Stored items
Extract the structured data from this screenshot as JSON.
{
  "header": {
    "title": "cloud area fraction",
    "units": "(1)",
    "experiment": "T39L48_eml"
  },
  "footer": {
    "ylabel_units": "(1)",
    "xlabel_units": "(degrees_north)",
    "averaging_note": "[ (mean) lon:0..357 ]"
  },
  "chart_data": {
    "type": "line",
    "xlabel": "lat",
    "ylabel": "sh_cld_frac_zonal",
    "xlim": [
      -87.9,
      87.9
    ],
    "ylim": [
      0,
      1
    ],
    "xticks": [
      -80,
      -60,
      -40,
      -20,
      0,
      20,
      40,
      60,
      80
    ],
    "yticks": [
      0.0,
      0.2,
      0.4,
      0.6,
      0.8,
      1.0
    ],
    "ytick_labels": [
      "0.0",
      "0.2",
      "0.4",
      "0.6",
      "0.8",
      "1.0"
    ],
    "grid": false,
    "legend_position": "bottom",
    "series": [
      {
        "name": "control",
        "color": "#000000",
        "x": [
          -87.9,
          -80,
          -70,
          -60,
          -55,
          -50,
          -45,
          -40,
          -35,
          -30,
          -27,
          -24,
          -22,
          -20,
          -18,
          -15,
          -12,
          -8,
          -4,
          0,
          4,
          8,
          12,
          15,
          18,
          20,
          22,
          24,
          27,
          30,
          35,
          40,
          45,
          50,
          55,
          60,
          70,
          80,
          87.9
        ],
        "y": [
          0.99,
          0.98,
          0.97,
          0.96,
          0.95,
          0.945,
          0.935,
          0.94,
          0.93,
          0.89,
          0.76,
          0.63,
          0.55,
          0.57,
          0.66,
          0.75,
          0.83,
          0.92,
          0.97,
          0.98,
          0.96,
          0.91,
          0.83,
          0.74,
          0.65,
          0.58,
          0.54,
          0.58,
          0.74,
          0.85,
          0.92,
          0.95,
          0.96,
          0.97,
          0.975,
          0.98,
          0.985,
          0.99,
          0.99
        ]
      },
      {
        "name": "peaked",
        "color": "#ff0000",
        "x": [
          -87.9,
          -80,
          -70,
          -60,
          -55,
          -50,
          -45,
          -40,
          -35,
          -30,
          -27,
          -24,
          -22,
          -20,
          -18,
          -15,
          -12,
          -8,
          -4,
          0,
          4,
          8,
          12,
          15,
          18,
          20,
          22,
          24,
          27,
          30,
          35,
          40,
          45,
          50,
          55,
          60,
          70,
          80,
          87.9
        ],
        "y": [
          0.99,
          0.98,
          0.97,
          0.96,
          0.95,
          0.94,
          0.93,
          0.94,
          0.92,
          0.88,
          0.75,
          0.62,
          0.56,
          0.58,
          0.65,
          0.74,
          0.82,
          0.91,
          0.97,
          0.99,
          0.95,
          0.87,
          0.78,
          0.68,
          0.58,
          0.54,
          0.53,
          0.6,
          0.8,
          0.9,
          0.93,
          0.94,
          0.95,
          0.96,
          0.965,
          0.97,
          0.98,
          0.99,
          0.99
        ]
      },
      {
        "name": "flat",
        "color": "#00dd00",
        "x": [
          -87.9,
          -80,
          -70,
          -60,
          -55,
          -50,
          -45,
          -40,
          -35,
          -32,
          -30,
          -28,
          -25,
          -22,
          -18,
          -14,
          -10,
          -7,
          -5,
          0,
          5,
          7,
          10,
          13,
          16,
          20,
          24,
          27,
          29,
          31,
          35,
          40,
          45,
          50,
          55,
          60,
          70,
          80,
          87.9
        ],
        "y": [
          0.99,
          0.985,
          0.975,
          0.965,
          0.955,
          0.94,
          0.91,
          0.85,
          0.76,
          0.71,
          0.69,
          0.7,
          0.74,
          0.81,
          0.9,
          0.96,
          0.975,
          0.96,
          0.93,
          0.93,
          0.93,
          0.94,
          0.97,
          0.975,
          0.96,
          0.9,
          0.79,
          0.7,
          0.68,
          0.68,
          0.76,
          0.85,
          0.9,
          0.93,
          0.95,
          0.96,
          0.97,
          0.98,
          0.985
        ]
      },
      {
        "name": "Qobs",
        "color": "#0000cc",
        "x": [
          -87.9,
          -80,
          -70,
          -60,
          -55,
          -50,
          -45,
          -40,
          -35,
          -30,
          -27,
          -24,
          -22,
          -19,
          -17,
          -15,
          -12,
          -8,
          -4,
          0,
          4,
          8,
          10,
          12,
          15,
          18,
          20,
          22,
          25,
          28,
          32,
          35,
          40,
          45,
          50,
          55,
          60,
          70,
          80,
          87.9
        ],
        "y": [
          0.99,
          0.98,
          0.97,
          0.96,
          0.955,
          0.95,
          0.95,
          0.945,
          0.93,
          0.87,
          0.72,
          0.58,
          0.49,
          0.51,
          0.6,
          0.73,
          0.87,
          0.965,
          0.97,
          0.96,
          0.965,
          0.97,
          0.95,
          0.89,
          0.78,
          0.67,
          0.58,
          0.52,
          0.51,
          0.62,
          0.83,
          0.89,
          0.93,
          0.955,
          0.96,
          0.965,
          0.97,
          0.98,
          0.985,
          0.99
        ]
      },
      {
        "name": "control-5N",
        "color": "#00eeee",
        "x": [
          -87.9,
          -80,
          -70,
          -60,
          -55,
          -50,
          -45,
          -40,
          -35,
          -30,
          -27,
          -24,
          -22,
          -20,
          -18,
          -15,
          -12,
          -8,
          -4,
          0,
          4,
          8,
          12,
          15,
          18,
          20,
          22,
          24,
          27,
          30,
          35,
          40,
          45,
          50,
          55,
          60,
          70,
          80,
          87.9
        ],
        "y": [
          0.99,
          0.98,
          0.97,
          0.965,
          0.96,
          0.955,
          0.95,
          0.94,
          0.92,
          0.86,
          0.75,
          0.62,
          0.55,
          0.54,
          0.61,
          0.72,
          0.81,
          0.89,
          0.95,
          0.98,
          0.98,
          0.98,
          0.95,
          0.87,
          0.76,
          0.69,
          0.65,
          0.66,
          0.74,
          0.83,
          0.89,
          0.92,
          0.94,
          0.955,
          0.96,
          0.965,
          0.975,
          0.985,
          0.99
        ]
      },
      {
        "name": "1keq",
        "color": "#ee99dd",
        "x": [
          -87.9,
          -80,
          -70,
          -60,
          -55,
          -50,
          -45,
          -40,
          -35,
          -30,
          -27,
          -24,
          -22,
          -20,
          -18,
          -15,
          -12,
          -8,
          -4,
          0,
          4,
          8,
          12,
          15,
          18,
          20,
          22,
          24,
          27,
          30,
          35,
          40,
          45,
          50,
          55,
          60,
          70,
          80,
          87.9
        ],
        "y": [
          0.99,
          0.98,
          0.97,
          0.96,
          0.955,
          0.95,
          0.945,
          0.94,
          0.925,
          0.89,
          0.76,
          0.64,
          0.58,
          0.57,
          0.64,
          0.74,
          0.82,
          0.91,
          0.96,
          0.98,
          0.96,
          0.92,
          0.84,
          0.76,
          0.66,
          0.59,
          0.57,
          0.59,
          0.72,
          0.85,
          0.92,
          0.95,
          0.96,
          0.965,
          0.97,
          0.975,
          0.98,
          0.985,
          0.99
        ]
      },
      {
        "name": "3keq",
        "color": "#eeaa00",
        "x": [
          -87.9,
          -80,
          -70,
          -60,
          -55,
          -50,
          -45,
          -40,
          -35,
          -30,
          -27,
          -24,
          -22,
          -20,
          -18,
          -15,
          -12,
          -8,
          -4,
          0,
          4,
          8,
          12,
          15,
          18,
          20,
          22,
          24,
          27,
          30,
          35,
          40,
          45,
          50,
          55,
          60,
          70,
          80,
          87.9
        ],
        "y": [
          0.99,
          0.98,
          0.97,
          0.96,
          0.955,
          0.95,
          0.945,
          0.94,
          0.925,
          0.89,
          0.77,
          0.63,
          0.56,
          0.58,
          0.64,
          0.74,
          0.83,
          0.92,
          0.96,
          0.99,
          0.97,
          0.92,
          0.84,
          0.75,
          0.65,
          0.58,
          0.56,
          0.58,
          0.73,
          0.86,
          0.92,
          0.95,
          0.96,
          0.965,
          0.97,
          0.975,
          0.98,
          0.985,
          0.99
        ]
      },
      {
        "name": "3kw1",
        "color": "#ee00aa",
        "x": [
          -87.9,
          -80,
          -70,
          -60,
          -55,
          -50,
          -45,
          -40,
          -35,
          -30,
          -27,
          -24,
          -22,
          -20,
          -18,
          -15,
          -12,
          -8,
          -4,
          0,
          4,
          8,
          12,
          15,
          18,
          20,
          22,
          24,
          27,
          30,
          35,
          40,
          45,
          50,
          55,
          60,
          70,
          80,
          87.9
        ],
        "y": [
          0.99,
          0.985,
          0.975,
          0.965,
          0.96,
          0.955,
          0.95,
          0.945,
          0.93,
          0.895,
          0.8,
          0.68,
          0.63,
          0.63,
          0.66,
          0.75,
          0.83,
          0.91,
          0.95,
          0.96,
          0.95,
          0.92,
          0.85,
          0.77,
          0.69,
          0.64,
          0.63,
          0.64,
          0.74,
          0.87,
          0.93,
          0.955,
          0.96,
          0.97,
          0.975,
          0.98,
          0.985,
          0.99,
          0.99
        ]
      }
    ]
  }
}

SET EXERCISE
Identify the lines in the entries above that contain "name", then copy them out.

ANSWER TO THE PROBLEM
        "name": "control",
        "name": "peaked",
        "name": "flat",
        "name": "Qobs",
        "name": "control-5N",
        "name": "1keq",
        "name": "3keq",
        "name": "3kw1",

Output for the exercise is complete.